THE EXERCISE: In the entries below, how many lines hold the string "tanulói"? Give only the number.
** start of RECORDS FOR THE EXERCISE **
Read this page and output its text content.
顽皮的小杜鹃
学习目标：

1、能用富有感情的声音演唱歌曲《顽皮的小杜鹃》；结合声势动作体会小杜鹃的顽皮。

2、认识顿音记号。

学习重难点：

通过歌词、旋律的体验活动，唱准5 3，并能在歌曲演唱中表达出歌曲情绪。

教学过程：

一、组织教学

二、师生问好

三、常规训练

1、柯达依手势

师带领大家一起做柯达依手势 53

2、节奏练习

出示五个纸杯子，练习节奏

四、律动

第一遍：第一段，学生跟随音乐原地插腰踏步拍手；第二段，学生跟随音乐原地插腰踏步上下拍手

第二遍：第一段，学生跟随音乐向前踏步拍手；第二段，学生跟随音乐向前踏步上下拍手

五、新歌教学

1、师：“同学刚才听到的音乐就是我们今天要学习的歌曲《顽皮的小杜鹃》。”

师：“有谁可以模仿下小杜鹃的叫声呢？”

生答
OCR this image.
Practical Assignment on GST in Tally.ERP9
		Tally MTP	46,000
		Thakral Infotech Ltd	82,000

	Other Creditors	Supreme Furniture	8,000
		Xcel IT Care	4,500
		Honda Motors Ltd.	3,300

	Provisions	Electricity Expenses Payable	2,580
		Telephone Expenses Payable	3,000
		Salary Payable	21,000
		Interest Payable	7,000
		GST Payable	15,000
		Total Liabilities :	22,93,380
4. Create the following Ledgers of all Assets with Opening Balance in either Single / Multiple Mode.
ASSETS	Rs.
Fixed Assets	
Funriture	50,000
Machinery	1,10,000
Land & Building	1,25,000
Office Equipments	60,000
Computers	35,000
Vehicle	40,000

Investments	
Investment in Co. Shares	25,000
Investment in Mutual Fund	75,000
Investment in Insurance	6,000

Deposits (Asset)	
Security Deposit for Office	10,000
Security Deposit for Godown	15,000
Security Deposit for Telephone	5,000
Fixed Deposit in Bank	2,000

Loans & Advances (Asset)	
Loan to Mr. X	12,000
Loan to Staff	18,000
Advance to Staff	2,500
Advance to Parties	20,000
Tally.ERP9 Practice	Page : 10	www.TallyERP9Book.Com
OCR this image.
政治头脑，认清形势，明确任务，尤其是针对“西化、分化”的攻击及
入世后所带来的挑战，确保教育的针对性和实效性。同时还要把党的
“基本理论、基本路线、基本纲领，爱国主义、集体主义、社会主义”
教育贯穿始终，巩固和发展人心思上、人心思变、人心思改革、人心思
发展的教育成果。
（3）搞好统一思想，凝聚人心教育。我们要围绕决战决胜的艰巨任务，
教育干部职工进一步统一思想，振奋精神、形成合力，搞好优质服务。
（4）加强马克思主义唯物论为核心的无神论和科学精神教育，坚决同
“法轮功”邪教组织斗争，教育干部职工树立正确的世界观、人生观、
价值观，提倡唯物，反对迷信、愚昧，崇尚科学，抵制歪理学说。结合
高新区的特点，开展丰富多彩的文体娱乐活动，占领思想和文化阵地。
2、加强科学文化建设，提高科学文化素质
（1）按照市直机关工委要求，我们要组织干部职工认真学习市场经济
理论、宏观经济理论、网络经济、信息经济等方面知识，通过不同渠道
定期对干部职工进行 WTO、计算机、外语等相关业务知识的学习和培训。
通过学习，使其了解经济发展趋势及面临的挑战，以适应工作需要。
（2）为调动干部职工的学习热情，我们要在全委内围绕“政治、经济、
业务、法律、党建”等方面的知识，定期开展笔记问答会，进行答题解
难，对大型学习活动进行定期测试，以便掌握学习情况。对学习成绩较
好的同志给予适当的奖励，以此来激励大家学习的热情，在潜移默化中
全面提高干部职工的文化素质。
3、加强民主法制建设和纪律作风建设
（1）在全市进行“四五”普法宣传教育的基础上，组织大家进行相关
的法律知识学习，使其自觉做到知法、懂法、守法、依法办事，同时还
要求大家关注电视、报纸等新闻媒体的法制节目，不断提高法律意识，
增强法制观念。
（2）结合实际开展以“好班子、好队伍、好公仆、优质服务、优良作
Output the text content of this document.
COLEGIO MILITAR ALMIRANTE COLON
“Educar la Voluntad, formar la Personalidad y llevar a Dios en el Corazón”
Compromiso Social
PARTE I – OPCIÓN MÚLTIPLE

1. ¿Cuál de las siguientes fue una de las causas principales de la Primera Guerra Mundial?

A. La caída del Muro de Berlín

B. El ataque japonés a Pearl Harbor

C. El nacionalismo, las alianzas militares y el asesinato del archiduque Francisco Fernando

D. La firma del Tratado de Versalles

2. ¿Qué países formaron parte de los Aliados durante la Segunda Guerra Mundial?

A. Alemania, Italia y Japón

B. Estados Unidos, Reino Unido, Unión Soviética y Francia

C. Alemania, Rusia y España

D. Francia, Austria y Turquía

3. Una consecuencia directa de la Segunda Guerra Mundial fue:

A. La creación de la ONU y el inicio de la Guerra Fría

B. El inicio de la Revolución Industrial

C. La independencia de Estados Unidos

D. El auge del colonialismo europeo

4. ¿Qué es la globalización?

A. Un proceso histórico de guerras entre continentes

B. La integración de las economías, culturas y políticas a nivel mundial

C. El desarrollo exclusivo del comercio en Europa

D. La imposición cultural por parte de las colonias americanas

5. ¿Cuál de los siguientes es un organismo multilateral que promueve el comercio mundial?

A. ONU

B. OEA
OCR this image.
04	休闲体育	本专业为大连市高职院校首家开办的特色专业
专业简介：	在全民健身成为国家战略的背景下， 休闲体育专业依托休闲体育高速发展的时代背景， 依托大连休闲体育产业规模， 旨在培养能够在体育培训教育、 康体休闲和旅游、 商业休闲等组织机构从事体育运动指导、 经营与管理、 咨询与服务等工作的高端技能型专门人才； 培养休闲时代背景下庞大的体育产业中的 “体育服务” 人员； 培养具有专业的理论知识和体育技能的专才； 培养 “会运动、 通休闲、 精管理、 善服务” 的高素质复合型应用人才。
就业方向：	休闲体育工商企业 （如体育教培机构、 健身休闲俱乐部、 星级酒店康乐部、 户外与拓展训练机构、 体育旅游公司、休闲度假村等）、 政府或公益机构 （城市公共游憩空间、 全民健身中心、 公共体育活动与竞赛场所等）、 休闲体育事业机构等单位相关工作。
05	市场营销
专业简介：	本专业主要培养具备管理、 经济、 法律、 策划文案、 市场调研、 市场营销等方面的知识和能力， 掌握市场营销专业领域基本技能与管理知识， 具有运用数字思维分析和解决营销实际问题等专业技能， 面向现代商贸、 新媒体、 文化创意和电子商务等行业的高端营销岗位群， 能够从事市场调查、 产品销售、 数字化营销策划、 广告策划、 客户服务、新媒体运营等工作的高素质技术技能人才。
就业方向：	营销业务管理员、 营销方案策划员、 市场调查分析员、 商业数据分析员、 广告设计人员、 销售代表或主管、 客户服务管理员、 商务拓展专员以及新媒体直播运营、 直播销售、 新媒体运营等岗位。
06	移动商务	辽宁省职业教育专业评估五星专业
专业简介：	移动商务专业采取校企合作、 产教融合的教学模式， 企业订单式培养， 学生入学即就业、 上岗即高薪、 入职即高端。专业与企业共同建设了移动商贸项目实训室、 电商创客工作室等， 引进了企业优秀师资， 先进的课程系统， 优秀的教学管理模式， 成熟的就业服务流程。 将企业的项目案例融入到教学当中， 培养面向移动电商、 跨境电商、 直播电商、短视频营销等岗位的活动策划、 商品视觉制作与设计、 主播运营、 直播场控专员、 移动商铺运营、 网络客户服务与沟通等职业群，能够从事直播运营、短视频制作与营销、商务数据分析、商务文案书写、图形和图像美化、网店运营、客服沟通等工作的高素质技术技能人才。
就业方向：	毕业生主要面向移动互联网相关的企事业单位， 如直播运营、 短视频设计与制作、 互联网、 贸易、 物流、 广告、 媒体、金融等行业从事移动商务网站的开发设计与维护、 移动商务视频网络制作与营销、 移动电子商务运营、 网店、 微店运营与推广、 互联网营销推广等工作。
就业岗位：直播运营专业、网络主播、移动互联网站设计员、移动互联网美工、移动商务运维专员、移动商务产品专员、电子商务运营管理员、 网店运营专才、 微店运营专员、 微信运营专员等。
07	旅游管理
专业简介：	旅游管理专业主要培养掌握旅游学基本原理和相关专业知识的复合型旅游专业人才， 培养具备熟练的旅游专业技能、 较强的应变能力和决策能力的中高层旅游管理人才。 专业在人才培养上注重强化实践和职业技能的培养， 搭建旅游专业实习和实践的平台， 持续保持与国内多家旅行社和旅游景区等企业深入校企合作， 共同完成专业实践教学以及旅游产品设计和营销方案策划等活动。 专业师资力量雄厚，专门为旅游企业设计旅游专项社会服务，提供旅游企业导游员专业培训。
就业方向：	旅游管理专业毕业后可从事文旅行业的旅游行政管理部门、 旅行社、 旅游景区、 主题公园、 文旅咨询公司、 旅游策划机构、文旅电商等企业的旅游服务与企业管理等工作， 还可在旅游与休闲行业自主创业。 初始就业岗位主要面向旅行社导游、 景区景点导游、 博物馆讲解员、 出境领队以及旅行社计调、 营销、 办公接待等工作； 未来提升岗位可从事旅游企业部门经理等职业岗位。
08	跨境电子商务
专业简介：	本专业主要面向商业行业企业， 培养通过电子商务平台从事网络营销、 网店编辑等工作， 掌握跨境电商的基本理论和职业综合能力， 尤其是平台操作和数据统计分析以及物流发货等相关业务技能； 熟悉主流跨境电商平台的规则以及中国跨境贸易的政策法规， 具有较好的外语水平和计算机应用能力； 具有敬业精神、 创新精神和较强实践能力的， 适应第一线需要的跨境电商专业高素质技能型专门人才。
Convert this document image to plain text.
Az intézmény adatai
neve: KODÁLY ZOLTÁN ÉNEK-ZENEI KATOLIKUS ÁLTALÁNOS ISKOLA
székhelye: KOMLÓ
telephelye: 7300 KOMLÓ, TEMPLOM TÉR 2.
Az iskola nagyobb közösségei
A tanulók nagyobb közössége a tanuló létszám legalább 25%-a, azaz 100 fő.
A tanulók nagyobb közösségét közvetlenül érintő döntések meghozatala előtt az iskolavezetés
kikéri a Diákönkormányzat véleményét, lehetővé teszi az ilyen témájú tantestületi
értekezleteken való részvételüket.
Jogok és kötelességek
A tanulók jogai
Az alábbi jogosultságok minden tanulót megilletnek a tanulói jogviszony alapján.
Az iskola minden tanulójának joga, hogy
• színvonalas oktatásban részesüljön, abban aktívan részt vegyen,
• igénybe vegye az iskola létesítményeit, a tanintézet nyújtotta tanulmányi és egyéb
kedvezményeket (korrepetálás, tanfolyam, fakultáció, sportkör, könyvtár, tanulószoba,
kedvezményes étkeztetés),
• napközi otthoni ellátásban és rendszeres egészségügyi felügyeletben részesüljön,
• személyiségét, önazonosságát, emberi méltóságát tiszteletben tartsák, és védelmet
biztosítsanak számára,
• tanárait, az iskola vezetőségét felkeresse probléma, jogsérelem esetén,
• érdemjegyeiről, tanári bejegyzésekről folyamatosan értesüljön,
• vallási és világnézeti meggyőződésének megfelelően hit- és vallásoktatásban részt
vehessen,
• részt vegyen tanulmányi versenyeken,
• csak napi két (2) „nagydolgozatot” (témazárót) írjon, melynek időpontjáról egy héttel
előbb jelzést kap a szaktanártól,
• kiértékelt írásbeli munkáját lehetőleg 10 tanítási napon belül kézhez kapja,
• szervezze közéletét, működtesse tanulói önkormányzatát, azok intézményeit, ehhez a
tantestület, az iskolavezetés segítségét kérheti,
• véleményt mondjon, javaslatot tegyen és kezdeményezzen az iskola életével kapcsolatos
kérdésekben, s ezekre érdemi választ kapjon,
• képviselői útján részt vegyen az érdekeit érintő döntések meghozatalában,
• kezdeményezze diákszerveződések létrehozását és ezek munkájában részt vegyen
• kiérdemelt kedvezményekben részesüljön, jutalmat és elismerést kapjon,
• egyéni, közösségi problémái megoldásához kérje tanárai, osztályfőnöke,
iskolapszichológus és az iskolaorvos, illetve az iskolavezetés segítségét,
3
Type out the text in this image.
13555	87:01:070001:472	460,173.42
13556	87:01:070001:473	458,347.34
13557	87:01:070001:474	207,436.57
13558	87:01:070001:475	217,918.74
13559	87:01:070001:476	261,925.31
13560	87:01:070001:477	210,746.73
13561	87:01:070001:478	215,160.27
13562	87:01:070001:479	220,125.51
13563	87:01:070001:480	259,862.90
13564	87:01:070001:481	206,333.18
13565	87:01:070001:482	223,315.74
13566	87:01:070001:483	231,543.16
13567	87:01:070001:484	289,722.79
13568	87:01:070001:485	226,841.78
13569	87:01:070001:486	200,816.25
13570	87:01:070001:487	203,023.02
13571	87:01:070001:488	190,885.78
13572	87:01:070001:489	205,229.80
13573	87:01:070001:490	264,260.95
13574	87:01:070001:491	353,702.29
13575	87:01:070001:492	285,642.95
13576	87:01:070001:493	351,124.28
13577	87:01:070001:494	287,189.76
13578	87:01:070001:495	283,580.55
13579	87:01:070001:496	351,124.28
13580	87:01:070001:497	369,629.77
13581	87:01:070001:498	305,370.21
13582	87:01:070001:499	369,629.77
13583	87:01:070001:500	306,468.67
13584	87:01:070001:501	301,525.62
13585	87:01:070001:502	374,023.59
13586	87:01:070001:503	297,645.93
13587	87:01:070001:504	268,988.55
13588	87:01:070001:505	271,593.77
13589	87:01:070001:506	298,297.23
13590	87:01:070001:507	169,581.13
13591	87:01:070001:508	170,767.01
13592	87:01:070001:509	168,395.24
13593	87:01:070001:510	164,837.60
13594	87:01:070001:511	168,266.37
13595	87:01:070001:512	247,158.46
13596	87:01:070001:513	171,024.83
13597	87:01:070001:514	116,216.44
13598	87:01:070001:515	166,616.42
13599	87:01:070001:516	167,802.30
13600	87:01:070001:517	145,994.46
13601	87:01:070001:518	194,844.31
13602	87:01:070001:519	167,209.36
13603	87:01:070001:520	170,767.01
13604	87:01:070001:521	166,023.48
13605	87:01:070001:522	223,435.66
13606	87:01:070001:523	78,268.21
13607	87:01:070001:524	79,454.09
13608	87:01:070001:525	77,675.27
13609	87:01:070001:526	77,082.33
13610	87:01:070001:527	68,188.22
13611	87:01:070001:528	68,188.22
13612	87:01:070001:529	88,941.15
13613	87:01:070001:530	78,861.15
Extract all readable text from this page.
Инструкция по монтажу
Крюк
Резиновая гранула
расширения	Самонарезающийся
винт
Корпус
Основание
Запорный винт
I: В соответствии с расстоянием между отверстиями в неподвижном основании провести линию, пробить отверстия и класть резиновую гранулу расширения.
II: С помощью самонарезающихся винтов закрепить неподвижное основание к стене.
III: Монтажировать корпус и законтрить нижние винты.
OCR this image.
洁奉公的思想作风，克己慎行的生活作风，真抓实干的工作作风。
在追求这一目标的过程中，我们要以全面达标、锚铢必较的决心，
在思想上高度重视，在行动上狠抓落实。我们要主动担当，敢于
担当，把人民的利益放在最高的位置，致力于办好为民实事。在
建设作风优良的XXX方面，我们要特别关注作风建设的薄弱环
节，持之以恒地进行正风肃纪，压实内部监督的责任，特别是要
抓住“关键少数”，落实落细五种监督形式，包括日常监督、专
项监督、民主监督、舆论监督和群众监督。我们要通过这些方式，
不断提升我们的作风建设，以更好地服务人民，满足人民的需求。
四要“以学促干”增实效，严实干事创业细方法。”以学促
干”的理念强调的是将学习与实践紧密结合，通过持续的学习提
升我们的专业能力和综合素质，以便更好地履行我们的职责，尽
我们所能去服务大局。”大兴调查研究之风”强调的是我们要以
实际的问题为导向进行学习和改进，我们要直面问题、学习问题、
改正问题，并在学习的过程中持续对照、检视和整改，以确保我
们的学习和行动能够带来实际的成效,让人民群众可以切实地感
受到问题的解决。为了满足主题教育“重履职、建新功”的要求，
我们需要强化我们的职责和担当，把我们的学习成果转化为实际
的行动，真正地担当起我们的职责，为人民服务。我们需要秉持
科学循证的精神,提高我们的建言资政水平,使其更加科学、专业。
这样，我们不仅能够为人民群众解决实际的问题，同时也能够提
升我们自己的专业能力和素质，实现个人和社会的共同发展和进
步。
** end of RECORDS FOR THE EXERCISE **
THE OUTPUT: 2